ÇEVRE - 06 Eylül 2020 Pazar 09:45

Trabzon’un Köprübaşı ilçesi şiddetli bir yağışta tıpkı Giresun’un Dereli ilçesi gibi sel riski taşıyor

A
A
A
Trabzon’un Köprübaşı ilçesi şiddetli bir yağışta tıpkı Giresun’un Dereli ilçesi gibi sel riski taşıyor

Doğu Karadeniz’in bir çok noktasında olduğu gibi Trabzon’un Köprübaşı ilçesi de dere yatağındaki yapılaşması ile dikkat çekiyor.

Doğu Karadeniz’in bir çok noktasında olduğu gibi Trabzon’un Köprübaşı ilçesi de dere yatağındaki yapılaşması ile dikkat çekiyor. Şiddetli bir yağışta tıpkı Giresun’un Dereli ilçesi gibi sel riski taşıyan ilçenin havadan çekilen görüntüsü tehlikenin boyutunu gözler önüne seriyor. 1998 yılında ilçeye bağlı Beşköy mahallesinde 47 kişinin ölümü ile sonuçlanan büyük bir afet yaşayan ilçe halkı şiddetli her yağıştan sonra aynı korkuyu yaşıyor.


Türkiye’nin en fazla yağış alan bölgelerinden Doğu Karadeniz Bölgesi’nde yaşanan sel ve heyelanlar sonucu en çok dere kenarlarına yapılan binalar zarar görüyor. Doğu Karadeniz Bölgesi’nin birçok yerinde dere kenarlarına yapılan binalar dikkat çekerken özellikle Köprübaşı ilçesinde dere yatağında yapılan binalar adeta tehlikenin boyutunu gözler önüne seriyor. İlçeye bağlı Beşköy mahallesinde 7 Ağustos 1998 yılında meydana gelen sel ve heyelan felaketinde 47 kişi hayatını kaybederken, 62 konut, 63 işyeri, Belediye garajı, İlköğretim Okulu, değirmen, cami ve cami lojmanı tamamen yıkılmıştı. 4 binanın ayakta kaldığı selde adeta haritadan silinme noktasına gelen Beşköy’e ulaşım 2 gün sonra sağlanmıştı. Aradan geçen 22 yıl içerisinde Beşköy’e sadece 3 kilometre uzaklıktaki ilçe merkezinde meydana gelebilecek sel ve heyelan riskine karşı hiçbir önlem alınmadı.


1998 yılında Beşköy mahallesinde yaşanan sel felaketine tanıklık eden Hasan Kara, yaptığı açıklamada “1998 yılında yaşanan sel felaketinde buradaydım. Burası tarihten silindi. 47 kişiden 3 kişi bulundu 44 kişi kaybolmuştu. O zamandan bu zamana kadar fazla bir şey değişmedi” dedi.



Muhtar Tüfekçioğlu: “Tedirginlik yaşıyoruz”

###

Talimat 1 - Kayıtlarda "give bounding boxes" ifadesini içeren satırla açılıp "contest-name: ΠΑΝΕΛΛΗΝΙΟ ΔΙΑΓΩΝΙΣΜΟ" ifadesini içeren satırla kapanan bölümü, iki uç satır da dahil olmak üzere olduğu gibi yazın. Görselleri yanıta almayın.

[Veri kayıtları]
###

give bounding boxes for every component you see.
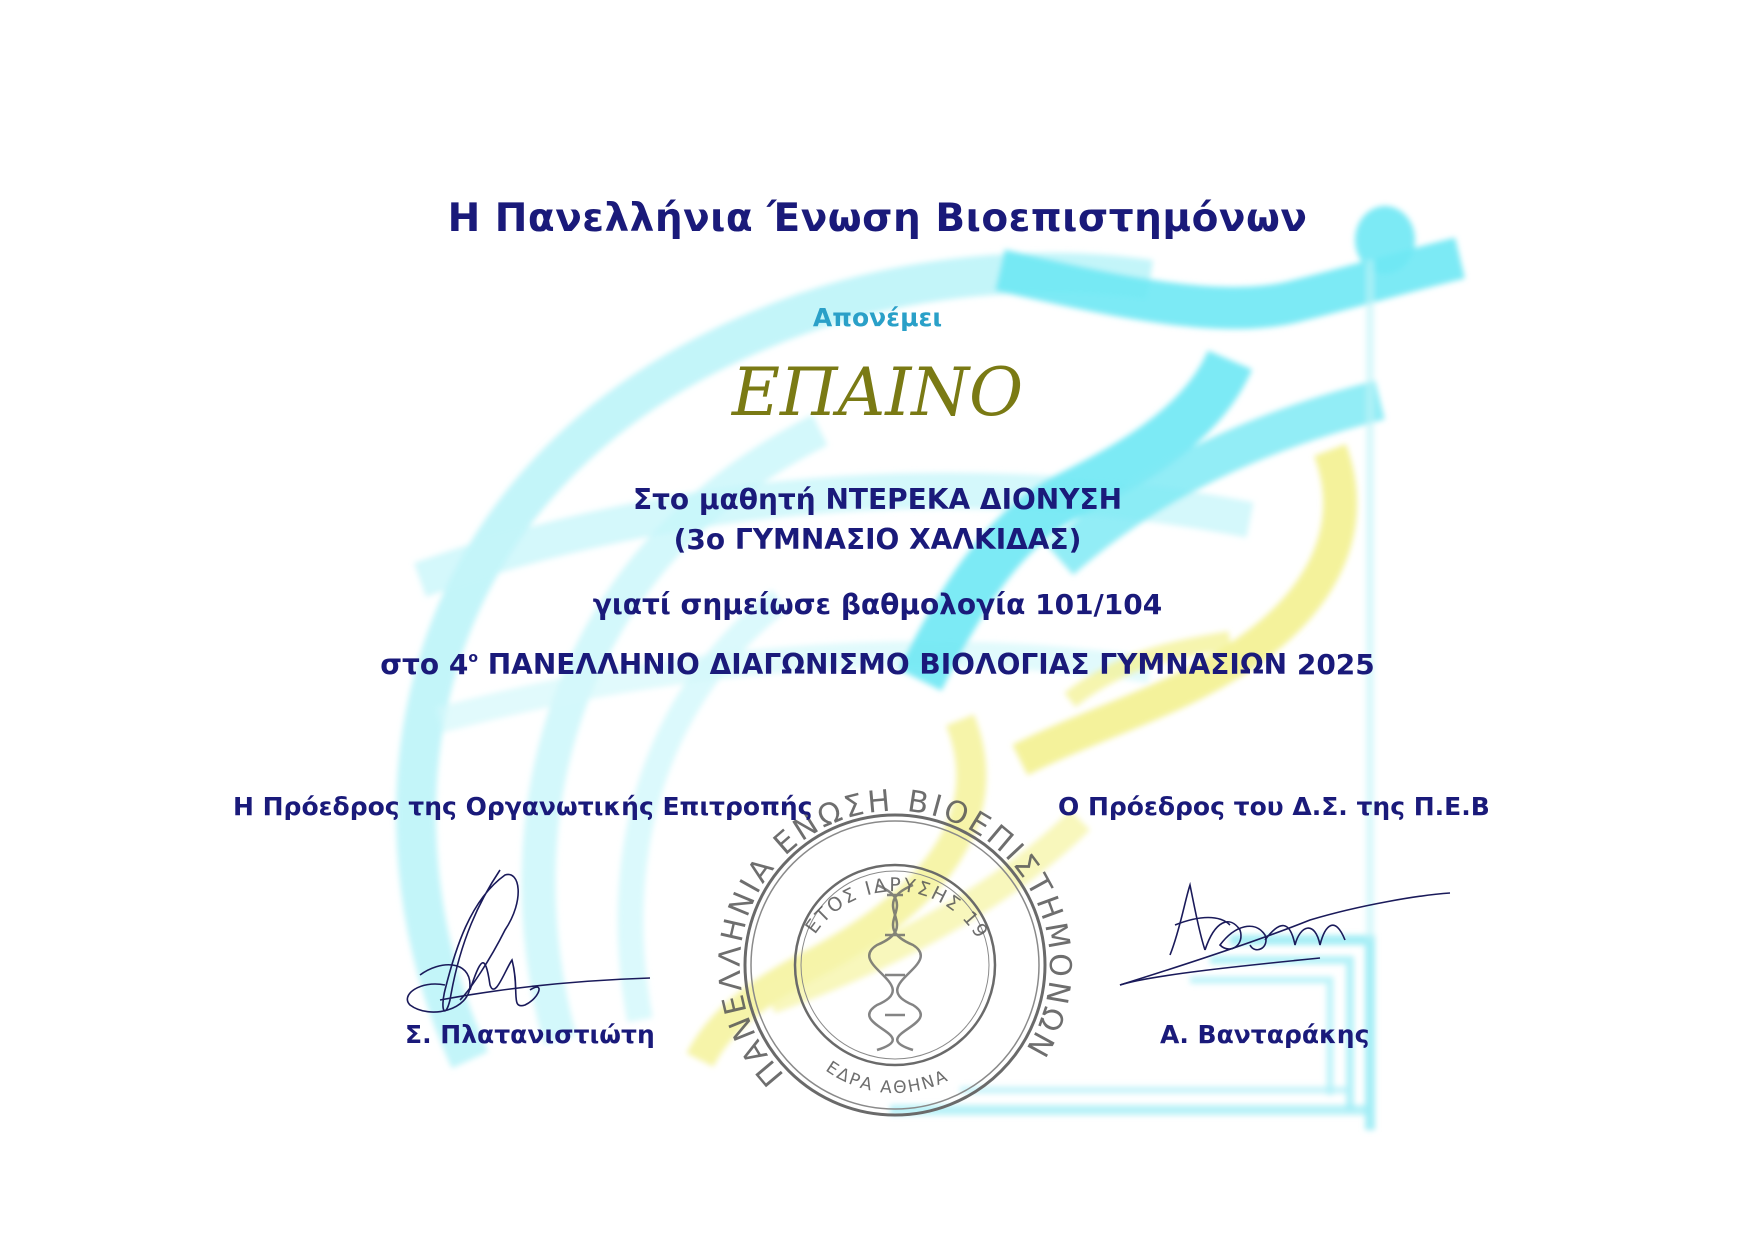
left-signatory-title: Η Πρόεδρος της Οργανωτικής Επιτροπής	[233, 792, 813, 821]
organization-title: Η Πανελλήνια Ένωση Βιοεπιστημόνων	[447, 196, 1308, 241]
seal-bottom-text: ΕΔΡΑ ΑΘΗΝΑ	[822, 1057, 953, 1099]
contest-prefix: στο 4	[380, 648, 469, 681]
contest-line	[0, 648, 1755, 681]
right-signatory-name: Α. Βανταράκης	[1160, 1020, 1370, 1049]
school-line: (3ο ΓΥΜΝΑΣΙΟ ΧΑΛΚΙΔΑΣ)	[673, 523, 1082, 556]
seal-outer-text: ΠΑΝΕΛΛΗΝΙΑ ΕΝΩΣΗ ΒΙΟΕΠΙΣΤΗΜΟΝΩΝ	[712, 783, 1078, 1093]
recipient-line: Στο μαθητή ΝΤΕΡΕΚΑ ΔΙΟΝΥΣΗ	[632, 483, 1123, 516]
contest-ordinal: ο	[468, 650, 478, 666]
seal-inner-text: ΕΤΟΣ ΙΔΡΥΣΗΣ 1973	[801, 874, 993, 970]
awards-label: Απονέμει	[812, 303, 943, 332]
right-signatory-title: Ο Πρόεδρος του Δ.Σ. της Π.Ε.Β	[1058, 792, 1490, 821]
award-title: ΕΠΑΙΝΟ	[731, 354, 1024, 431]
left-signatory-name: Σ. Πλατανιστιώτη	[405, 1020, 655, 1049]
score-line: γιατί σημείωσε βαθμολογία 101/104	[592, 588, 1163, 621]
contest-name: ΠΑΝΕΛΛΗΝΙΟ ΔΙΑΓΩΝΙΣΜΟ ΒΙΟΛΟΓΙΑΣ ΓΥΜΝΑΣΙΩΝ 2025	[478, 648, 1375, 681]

###

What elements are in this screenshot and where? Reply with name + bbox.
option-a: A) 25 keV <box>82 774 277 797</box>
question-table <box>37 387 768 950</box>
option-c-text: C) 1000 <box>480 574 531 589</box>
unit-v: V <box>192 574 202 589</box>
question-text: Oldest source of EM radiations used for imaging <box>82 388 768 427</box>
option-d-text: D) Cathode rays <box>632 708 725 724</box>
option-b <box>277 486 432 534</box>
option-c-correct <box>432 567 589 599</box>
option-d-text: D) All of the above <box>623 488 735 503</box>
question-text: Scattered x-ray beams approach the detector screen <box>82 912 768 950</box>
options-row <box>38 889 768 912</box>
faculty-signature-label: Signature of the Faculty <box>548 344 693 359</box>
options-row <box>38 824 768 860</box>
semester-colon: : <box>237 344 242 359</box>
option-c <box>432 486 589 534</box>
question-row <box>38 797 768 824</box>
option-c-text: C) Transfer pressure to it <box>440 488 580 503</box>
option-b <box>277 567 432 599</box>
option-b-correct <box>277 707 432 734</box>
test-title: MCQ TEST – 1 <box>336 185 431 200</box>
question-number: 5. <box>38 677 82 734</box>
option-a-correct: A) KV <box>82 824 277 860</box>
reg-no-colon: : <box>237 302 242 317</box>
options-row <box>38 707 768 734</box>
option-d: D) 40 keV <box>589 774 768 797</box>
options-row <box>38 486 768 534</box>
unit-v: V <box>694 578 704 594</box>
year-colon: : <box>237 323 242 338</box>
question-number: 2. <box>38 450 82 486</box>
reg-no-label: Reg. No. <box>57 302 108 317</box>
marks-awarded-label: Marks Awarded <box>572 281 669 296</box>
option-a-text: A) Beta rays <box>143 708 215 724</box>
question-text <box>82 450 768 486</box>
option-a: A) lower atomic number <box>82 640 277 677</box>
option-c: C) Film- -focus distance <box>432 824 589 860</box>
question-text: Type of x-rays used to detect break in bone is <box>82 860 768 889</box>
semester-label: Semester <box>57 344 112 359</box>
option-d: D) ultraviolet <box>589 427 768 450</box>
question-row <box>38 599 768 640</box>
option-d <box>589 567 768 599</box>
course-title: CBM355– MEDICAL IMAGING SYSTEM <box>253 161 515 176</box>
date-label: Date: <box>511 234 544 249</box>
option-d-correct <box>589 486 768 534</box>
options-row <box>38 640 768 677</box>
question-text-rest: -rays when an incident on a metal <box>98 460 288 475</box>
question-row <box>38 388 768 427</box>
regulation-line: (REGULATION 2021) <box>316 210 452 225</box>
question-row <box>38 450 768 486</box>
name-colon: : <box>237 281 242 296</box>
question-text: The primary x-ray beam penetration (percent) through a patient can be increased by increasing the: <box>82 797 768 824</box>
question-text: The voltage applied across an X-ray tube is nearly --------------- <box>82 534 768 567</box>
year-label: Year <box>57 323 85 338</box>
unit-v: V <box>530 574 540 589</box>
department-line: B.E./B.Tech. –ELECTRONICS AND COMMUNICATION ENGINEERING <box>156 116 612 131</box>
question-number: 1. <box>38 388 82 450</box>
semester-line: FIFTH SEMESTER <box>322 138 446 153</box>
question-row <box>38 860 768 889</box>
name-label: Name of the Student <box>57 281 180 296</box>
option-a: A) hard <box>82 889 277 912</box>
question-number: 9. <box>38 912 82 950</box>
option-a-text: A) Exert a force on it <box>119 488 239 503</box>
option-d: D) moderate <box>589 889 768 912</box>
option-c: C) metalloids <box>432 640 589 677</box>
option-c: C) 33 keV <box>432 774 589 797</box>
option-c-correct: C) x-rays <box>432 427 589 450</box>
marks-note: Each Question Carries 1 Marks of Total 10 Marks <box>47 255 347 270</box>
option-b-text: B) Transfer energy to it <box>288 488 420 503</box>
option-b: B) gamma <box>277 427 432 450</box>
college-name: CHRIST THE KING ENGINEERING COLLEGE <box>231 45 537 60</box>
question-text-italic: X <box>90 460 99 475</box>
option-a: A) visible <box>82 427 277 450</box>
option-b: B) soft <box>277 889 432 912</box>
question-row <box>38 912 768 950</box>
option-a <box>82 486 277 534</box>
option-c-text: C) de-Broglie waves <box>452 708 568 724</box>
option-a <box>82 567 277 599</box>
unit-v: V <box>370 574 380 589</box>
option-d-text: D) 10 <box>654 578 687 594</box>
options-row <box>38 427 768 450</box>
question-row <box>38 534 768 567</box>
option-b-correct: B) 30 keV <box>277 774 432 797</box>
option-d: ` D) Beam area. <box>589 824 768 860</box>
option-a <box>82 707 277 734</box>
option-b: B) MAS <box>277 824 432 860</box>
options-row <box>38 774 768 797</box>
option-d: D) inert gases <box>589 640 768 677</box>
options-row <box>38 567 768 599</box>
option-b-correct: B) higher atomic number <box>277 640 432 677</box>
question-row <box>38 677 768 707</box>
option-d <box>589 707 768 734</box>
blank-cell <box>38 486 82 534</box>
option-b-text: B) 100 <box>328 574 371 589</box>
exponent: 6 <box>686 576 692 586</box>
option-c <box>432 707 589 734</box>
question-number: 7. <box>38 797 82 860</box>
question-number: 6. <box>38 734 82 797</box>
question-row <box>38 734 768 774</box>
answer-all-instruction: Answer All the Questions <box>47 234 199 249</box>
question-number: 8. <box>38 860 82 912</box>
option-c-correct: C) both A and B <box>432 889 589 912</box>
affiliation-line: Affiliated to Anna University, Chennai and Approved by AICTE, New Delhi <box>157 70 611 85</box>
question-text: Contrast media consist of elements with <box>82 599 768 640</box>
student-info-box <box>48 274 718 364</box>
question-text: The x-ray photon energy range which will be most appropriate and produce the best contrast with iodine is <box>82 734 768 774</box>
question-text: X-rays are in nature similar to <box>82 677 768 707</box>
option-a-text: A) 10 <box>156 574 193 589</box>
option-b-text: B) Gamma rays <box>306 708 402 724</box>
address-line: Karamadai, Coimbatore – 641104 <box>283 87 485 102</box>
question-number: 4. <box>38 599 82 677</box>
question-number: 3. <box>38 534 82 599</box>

###

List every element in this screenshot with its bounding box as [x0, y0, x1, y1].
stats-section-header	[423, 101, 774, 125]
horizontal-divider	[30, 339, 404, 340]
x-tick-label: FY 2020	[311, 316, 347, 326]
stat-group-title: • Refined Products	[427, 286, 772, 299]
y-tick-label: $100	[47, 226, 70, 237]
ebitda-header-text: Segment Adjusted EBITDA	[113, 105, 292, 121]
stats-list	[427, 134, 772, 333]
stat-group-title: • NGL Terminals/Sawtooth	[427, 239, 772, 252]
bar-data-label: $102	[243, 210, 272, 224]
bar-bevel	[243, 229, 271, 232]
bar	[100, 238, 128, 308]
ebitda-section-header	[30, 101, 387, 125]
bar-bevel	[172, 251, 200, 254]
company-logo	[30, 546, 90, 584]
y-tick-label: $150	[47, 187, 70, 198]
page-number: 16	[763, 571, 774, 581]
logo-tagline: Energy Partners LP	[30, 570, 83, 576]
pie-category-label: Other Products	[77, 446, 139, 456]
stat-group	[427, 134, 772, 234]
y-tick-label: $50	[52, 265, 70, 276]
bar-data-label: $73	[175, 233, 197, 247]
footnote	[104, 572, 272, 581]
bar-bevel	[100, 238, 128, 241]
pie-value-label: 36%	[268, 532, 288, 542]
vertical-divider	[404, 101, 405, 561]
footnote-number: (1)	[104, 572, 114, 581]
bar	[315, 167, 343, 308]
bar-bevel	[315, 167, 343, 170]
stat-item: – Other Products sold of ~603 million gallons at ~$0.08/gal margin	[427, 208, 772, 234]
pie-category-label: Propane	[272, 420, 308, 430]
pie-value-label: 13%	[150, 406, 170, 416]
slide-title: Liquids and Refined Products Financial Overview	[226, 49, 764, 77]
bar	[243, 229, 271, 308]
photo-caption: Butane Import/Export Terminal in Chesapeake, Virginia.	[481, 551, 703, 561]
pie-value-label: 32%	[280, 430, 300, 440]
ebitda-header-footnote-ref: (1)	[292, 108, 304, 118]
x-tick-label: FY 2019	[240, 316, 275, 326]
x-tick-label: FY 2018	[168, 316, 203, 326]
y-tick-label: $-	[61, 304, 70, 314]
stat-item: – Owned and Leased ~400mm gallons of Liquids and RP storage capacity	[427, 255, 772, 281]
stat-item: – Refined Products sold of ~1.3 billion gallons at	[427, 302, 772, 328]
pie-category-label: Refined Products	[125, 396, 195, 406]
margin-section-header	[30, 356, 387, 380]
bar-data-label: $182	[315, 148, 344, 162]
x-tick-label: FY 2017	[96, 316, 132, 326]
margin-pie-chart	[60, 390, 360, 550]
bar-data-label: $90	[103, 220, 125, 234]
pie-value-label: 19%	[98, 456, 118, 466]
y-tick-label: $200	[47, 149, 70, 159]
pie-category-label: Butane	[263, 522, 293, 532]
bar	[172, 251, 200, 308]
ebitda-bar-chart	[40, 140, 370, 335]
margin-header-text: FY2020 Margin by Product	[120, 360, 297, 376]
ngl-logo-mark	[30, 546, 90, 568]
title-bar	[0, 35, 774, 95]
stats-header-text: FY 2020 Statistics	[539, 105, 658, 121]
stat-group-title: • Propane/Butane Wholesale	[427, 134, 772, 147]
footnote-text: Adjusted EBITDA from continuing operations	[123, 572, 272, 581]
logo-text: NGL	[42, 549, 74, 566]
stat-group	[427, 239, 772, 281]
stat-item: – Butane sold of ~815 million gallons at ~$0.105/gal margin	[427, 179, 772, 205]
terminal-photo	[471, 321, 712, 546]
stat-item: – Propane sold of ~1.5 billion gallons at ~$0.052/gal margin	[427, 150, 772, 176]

###

Talimat 2 - Köprübaşı ilçesindeki sel riskini anlatan haberin sonraki kısmını yazarak sürdürün.

Beklenen yanıt 1 -
give bounding boxes for every component you see.
left-signatory-title: Η Πρόεδρος της Οργανωτικής Επιτροπής	[233, 792, 813, 821]
organization-title: Η Πανελλήνια Ένωση Βιοεπιστημόνων	[447, 196, 1308, 241]
seal-bottom-text: ΕΔΡΑ ΑΘΗΝΑ	[822, 1057, 953, 1099]
contest-prefix: στο 4	[380, 648, 469, 681]
contest-line	[0, 648, 1755, 681]
right-signatory-name: Α. Βανταράκης	[1160, 1020, 1370, 1049]
school-line: (3ο ΓΥΜΝΑΣΙΟ ΧΑΛΚΙΔΑΣ)	[673, 523, 1082, 556]
seal-outer-text: ΠΑΝΕΛΛΗΝΙΑ ΕΝΩΣΗ ΒΙΟΕΠΙΣΤΗΜΟΝΩΝ	[712, 783, 1078, 1093]
recipient-line: Στο μαθητή ΝΤΕΡΕΚΑ ΔΙΟΝΥΣΗ	[632, 483, 1123, 516]
contest-ordinal: ο	[468, 650, 478, 666]
seal-inner-text: ΕΤΟΣ ΙΔΡΥΣΗΣ 1973	[801, 874, 993, 970]
awards-label: Απονέμει	[812, 303, 943, 332]
right-signatory-title: Ο Πρόεδρος του Δ.Σ. της Π.Ε.Β	[1058, 792, 1490, 821]
award-title: ΕΠΑΙΝΟ	[731, 354, 1024, 431]
left-signatory-name: Σ. Πλατανιστιώτη	[405, 1020, 655, 1049]
score-line: γιατί σημείωσε βαθμολογία 101/104	[592, 588, 1163, 621]
contest-name: ΠΑΝΕΛΛΗΝΙΟ ΔΙΑΓΩΝΙΣΜΟ ΒΙΟΛΟΓΙΑΣ ΓΥΜΝΑΣΙΩΝ 2025	[478, 648, 1375, 681]

Beklenen yanıt 2 -
Beşköy Mahalle Muhtarı Aydın Tüfekçioğlu ise o günleri bir daha yaşamak istemediklerini belirterek “Mahallemizde 1998 yılında yaşanan sel felaketinin ardından mahallemizde özellikle nüfus azalması oldu. O zamanlar nüfusumuz 5 bin 500 iken bugünlerde ise bin 500-bin 700 civarında. Yazın nüfusumuz biraz daha artıyor. Kışın nüfusumuz binin altına düşüyor. Vatandaşlar başta okul sıkıntısı olmak üzere başka yerlere gitmek zorunda kaldı. Kırsal kesim olduğu için geçim sıkıntısı olduğundan vatandaş buralarda pek durmuyor. Alt yapı olarak bir şeyler yapılmaya çalışıldı ama yeterli değil” diye konuştu.


“Dere yataklarına yapılan yapılanma muhakkak olumsuz bir sonuçlara yol açacaktır” diyen muhtar Tüfekçioğlu, “Burada 1929 yılında da aynı bir sel felaketi olmuştu. Şu anda bulunduğumuz bölgede de zaten imar kapsamına kapalı ve böyle bir kararın alınması çok doğru bir karardı bence. Düz arazi olmaması nedeniyle dere yatağında yapılaşma oluyor. Devletin bu konuda önlem alması gerekiyor. Çok yağdığı dönemlerde tedirginlik yaşıyoruz. Dere suyu yükselerek köprünün üst kısmına kadar gelebiliyor. Birkaç ağaçta köprünün ayağını tıkadığı zaman felaket kaçınılmaz oluyor” şeklinde konuştu.



“Kuvvetli bir yağmur olması halinde ikinci bir sel felaketi yaşamamak içten bile değil”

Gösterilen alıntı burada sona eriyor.